= The task =
Can you reproduce the lines of the material between the line holding "x-tick-label: 0.030 [202, 373, 221, 383]" and the line holding "y-tick-label: 200 [13, 454, 26, 464]", inclusive, without changing anything?
=== The input ===
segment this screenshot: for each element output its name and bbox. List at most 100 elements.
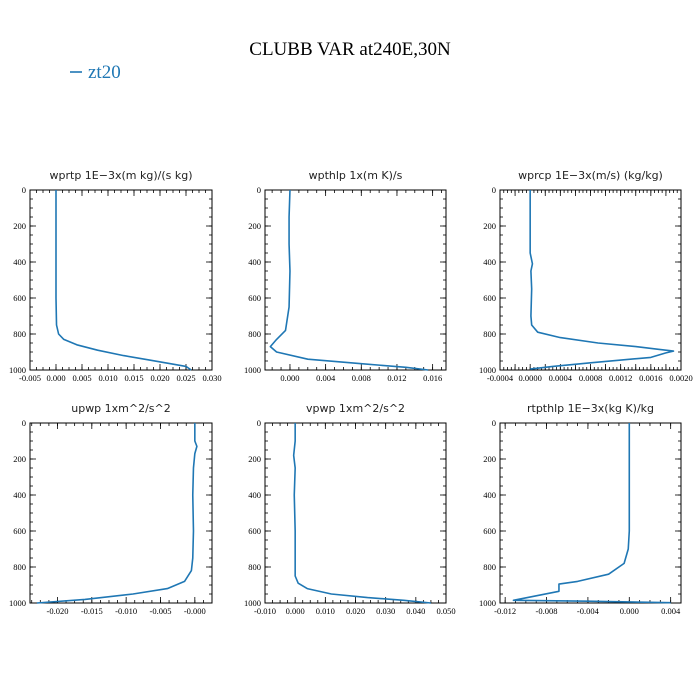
x-tick-label: 0.030 [202, 373, 221, 383]
x-tick-label: -0.010 [115, 606, 137, 616]
x-tick-label: 0.030 [376, 606, 395, 616]
y-tick-label: 0 [257, 185, 261, 195]
x-tick-label: 0.000 [280, 373, 299, 383]
x-tick-label: 0.0004 [549, 373, 573, 383]
y-tick-label: 1000 [9, 365, 26, 375]
legend: zt20 [70, 62, 121, 83]
y-tick-label: 600 [483, 526, 496, 536]
x-tick-label: -0.005 [19, 373, 41, 383]
x-tick-label: -0.008 [536, 606, 558, 616]
plot-frame [264, 189, 447, 371]
x-tick-label: 0.004 [316, 373, 336, 383]
y-tick-label: 600 [248, 526, 261, 536]
x-tick-label: 0.000 [286, 606, 305, 616]
x-tick-label: 0.050 [436, 606, 455, 616]
y-tick-label: 200 [13, 454, 26, 464]
x-tick-label: 0.000 [46, 373, 65, 383]
y-tick-label: 800 [13, 562, 26, 572]
x-tick-label: -0.020 [46, 606, 68, 616]
x-tick-label: 0.000 [620, 606, 639, 616]
x-tick-label: 0.0020 [669, 373, 692, 383]
x-tick-label: -0.0004 [487, 373, 514, 383]
y-tick-label: 400 [13, 257, 26, 267]
x-tick-label: -0.004 [577, 606, 600, 616]
chart-panel-2: wpthlp 1x(m K)/s 0 200 400 600 800 1000 0.000 0.… [244, 169, 447, 383]
y-tick-label: 0 [492, 418, 496, 428]
y-tick-label: 600 [483, 293, 496, 303]
plot-frame [264, 422, 447, 604]
y-tick-label: 0 [492, 185, 496, 195]
x-tick-label: 0.020 [150, 373, 169, 383]
y-tick-label: 1000 [9, 598, 26, 608]
panel-title: wprtp 1E−3x(m kg)/(s kg) [50, 169, 193, 182]
x-tick-label: 0.020 [346, 606, 365, 616]
y-tick-label: 200 [13, 221, 26, 231]
panel-title: wpthlp 1x(m K)/s [309, 169, 403, 182]
x-tick-label: -0.012 [494, 606, 516, 616]
x-tick-label: 0.0016 [639, 373, 662, 383]
series-line-zt20 [269, 189, 429, 371]
legend-label: zt20 [88, 62, 121, 83]
y-tick-label: 800 [483, 329, 496, 339]
y-tick-label: 600 [248, 293, 261, 303]
y-tick-label: 1000 [244, 365, 261, 375]
panel-title: rtpthlp 1E−3x(kg K)/kg [527, 402, 654, 415]
x-tick-label: 0.0008 [579, 373, 602, 383]
x-tick-label: 0.010 [98, 373, 117, 383]
y-tick-label: 600 [13, 293, 26, 303]
x-tick-label: 0.0012 [609, 373, 632, 383]
x-tick-label: 0.015 [124, 373, 143, 383]
y-tick-label: 400 [248, 490, 261, 500]
plot-frame [29, 189, 213, 371]
series-line-zt20 [529, 190, 675, 370]
chart-panel-4: upwp 1xm^2/s^2 0 200 400 600 800 1000 -0.020 -0.… [9, 402, 213, 616]
figure-title: CLUBB VAR at240E,30N [249, 39, 451, 60]
y-tick-label: 400 [483, 490, 496, 500]
chart-panel-1: wprtp 1E−3x(m kg)/(s kg) 0 200 400 600 800 100… [9, 169, 222, 383]
x-tick-label: -0.000 [184, 606, 206, 616]
panel-title: vpwp 1xm^2/s^2 [306, 402, 405, 415]
x-tick-label: -0.015 [81, 606, 103, 616]
plot-frame [499, 422, 682, 604]
x-tick-label: 0.040 [406, 606, 425, 616]
plot-frame [29, 422, 213, 604]
x-tick-label: -0.005 [150, 606, 172, 616]
y-tick-label: 0 [22, 418, 26, 428]
chart-panel-5: vpwp 1xm^2/s^2 0 200 400 600 800 1000-0.010 0.0… [244, 402, 456, 616]
y-tick-label: 0 [22, 185, 26, 195]
y-tick-label: 200 [248, 221, 261, 231]
series-line-zt20 [512, 423, 671, 604]
chart-panel-3: wprcp 1E−3x(m/s) (kg/kg) 0 200 400 600 800 100… [479, 169, 693, 383]
x-tick-label: 0.012 [387, 373, 406, 383]
series-line-zt20 [36, 423, 198, 604]
y-tick-label: 400 [483, 257, 496, 267]
y-tick-label: 0 [257, 418, 261, 428]
x-tick-label: 0.025 [176, 373, 195, 383]
y-tick-label: 1000 [244, 598, 261, 608]
y-tick-label: 400 [13, 490, 26, 500]
y-tick-label: 800 [13, 329, 26, 339]
y-tick-label: 600 [13, 526, 26, 536]
x-tick-label: 0.0000 [518, 373, 541, 383]
y-tick-label: 200 [483, 221, 496, 231]
x-tick-label: 0.010 [316, 606, 335, 616]
y-tick-label: 200 [483, 454, 496, 464]
y-tick-label: 400 [248, 257, 261, 267]
x-tick-label: -0.010 [254, 606, 276, 616]
y-tick-label: 1000 [479, 365, 496, 375]
series-line-zt20 [292, 423, 431, 604]
x-tick-label: 0.005 [72, 373, 91, 383]
chart-panels: wprtp 1E−3x(m kg)/(s kg) 0 200 400 600 800 100… [9, 169, 693, 616]
y-tick-label: 1000 [479, 598, 496, 608]
chart-panel-6: rtpthlp 1E−3x(kg K)/kg02004006008001000-… [479, 402, 682, 616]
y-tick-label: 800 [248, 329, 261, 339]
series-line-zt20 [55, 190, 192, 371]
plot-frame [499, 189, 682, 371]
x-tick-label: 0.016 [423, 373, 442, 383]
y-tick-label: 800 [483, 562, 496, 572]
y-tick-label: 200 [248, 454, 261, 464]
panel-title: wprcp 1E−3x(m/s) (kg/kg) [518, 169, 663, 182]
x-tick-label: 0.004 [661, 606, 681, 616]
x-tick-label: 0.008 [352, 373, 371, 383]
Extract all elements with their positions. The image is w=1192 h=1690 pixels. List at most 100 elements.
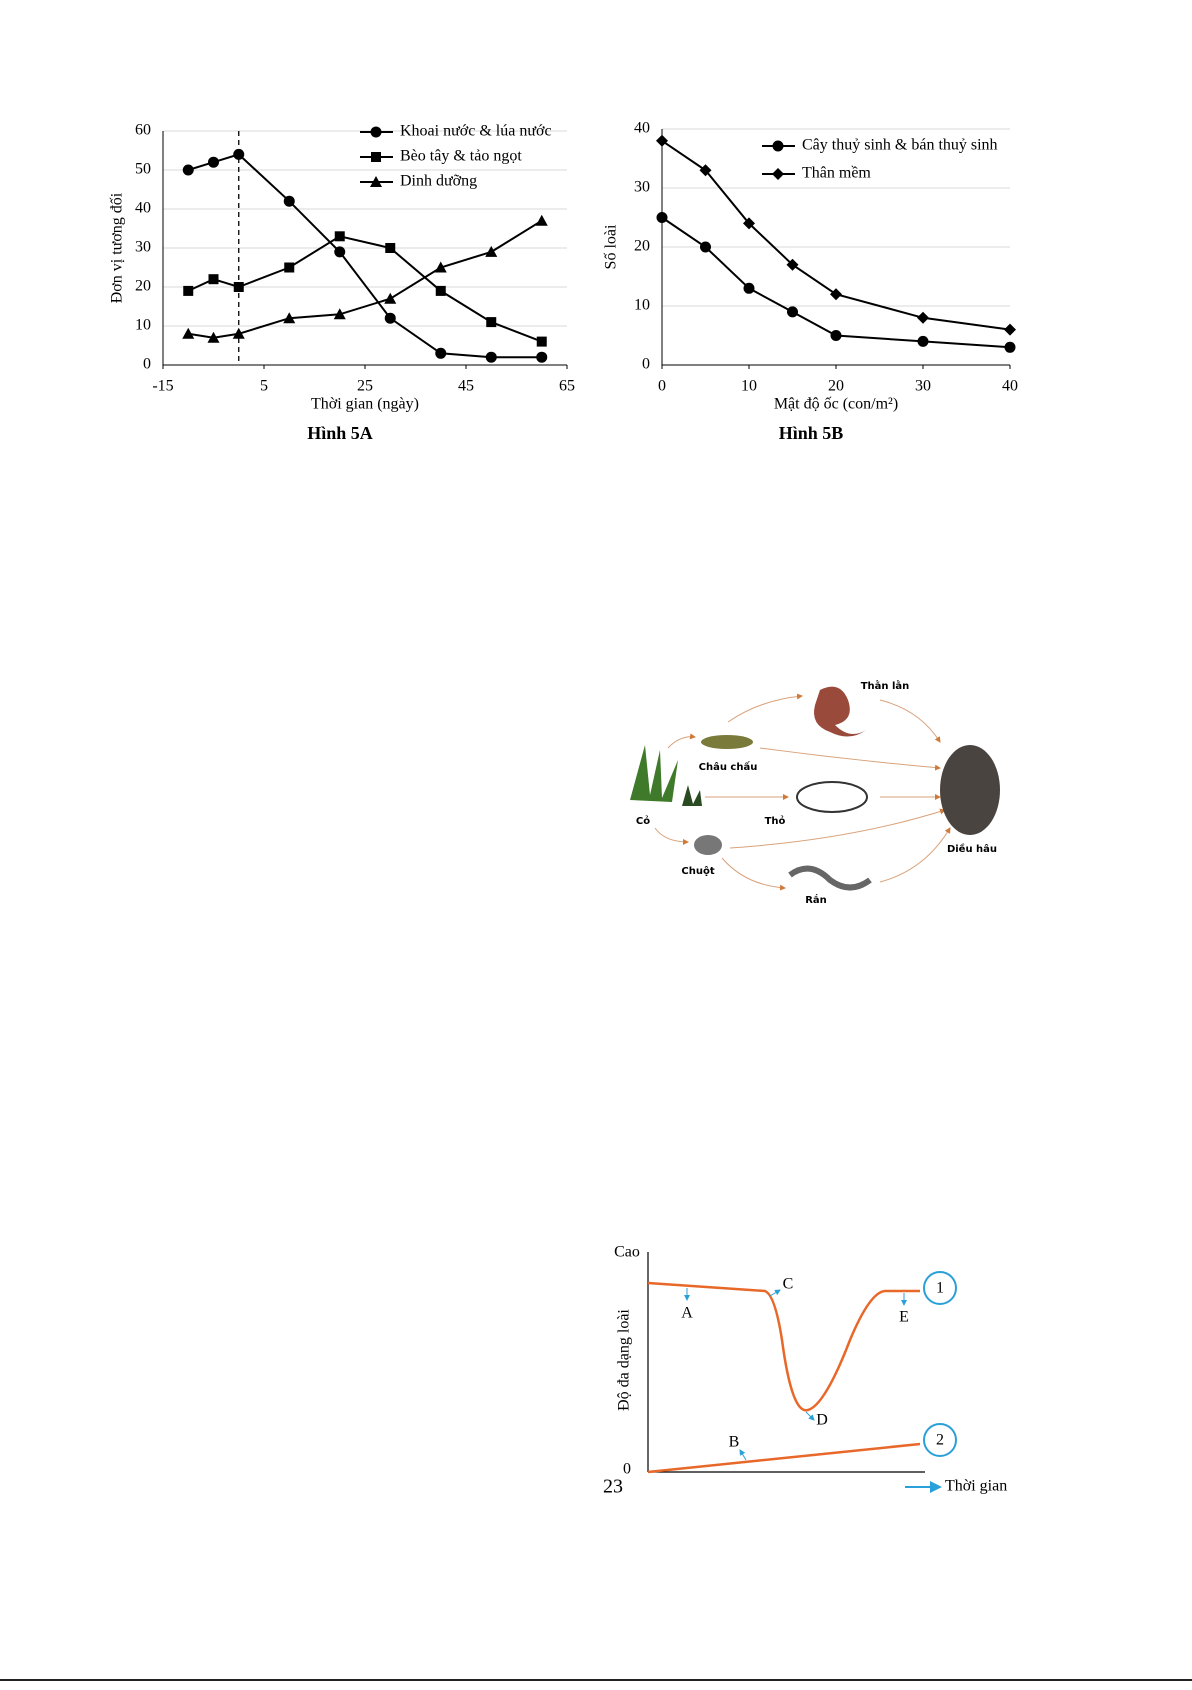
marker — [772, 140, 784, 152]
marker — [1004, 323, 1016, 336]
marker — [182, 164, 194, 176]
marker — [830, 288, 842, 301]
marker — [435, 285, 446, 296]
node-label: Rắn — [805, 893, 827, 906]
pointer — [769, 1289, 781, 1297]
marker — [334, 246, 346, 258]
mouse-icon — [694, 835, 722, 855]
lizard-icon — [814, 686, 866, 737]
marker — [182, 327, 195, 339]
arrow — [729, 808, 946, 849]
marker — [656, 134, 668, 147]
x-tick-label: 30 — [915, 378, 931, 395]
y-tick-label: 30 — [135, 239, 151, 256]
x-tick-label: 10 — [741, 378, 757, 395]
y-tick-label: 50 — [135, 161, 151, 178]
origin-label: 0 — [623, 1461, 631, 1478]
marker — [535, 214, 548, 226]
food-web: Cỏ Châu chấu Thằn lằn Thỏ Chuột Rắn Diều… — [630, 679, 1000, 906]
grass-icon — [630, 745, 702, 806]
marker — [233, 282, 244, 292]
x-tick-label: 40 — [1002, 378, 1018, 395]
node-label: Cỏ — [636, 815, 650, 827]
y-axis-label: Đơn vị tương đối — [109, 192, 126, 303]
marker — [536, 351, 548, 363]
node-label: Thỏ — [765, 815, 786, 827]
legend-label: Cây thuỷ sinh & bán thuỷ sinh — [802, 137, 998, 154]
marker — [787, 306, 798, 318]
y-top-label: Cao — [614, 1244, 640, 1261]
y-axis-label: Số loài — [603, 224, 620, 269]
marker — [370, 176, 382, 187]
x-tick-label: -15 — [152, 378, 173, 395]
y-tick-label: 40 — [135, 200, 151, 217]
marker — [699, 164, 712, 177]
marker — [830, 330, 842, 341]
marker — [772, 168, 784, 180]
rabbit-icon — [796, 781, 868, 813]
grasshopper-icon — [701, 735, 753, 749]
marker — [435, 347, 447, 359]
x-tick-label: 25 — [357, 378, 373, 395]
marker — [656, 212, 668, 223]
pointer — [805, 1411, 815, 1421]
arrow — [879, 827, 951, 883]
y-tick-label: 60 — [135, 122, 151, 139]
marker — [700, 241, 711, 253]
arrow — [721, 857, 786, 891]
y-tick-label: 0 — [642, 356, 650, 373]
curve-badge — [923, 1423, 957, 1457]
legend-label: Khoai nước & lúa nước — [400, 123, 552, 140]
marker — [743, 217, 755, 230]
diversity-diagram: 1 2 A B C D E Cao 0 Độ đa dạng loài Thời… — [614, 1244, 1007, 1495]
marker — [371, 152, 381, 162]
series-line — [661, 216, 1011, 349]
page-number: 23 — [603, 1476, 623, 1498]
marker — [208, 274, 219, 285]
curve — [647, 1281, 920, 1412]
arrow — [654, 827, 689, 845]
arrow — [727, 693, 803, 723]
marker — [283, 312, 296, 324]
curve — [647, 1442, 921, 1474]
pointer — [739, 1449, 747, 1461]
x-tick-label: 0 — [658, 378, 666, 395]
marker — [1004, 341, 1016, 353]
curve-badge — [923, 1271, 957, 1305]
marker — [233, 148, 245, 160]
point-label: C — [783, 1276, 794, 1293]
y-axis-label: Độ đa dạng loài — [616, 1309, 633, 1411]
marker — [917, 335, 929, 347]
marker — [284, 262, 295, 273]
x-tick-label: 5 — [260, 378, 268, 395]
marker — [385, 243, 396, 253]
marker — [917, 311, 929, 324]
node-label: Châu chấu — [699, 760, 758, 773]
y-tick-label: 40 — [634, 120, 650, 137]
y-tick-label: 10 — [135, 317, 151, 334]
x-axis-label: Thời gian (ngày) — [311, 396, 419, 413]
marker — [370, 126, 382, 138]
arrow — [759, 747, 941, 771]
point-label: A — [681, 1305, 693, 1322]
snake-icon — [788, 865, 872, 891]
node-label: Thằn lằn — [861, 679, 910, 692]
curve-label: 2 — [936, 1432, 944, 1449]
marker — [333, 308, 346, 320]
y-tick-label: 20 — [135, 278, 151, 295]
marker — [232, 327, 245, 339]
x-tick-label: 65 — [559, 378, 575, 395]
marker — [486, 317, 497, 328]
caption: Hình 5B — [779, 423, 844, 443]
point-label: B — [729, 1434, 740, 1451]
curve-label: 1 — [936, 1280, 944, 1297]
legend-label: Dinh dưỡng — [400, 173, 477, 190]
x-tick-label: 45 — [458, 378, 474, 395]
y-tick-label: 30 — [634, 179, 650, 196]
marker — [536, 336, 547, 347]
node-label: Chuột — [681, 865, 714, 877]
marker — [384, 292, 397, 304]
point-label: D — [816, 1412, 828, 1429]
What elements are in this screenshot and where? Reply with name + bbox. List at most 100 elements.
===
= Exercise response =
x-tick-label: 0.030 [202, 373, 221, 383]
x-tick-label: -0.010 [115, 606, 137, 616]
x-tick-label: 0.030 [376, 606, 395, 616]
y-tick-label: 0 [257, 185, 261, 195]
x-tick-label: 0.000 [280, 373, 299, 383]
x-tick-label: 0.0004 [549, 373, 573, 383]
y-tick-label: 1000 [9, 365, 26, 375]
legend: zt20 [70, 62, 121, 83]
y-tick-label: 600 [483, 526, 496, 536]
x-tick-label: -0.005 [19, 373, 41, 383]
x-tick-label: -0.008 [536, 606, 558, 616]
plot-frame [264, 189, 447, 371]
x-tick-label: 0.004 [316, 373, 336, 383]
y-tick-label: 600 [248, 526, 261, 536]
x-tick-label: 0.000 [286, 606, 305, 616]
x-tick-label: 0.050 [436, 606, 455, 616]
y-tick-label: 200 [13, 454, 26, 464]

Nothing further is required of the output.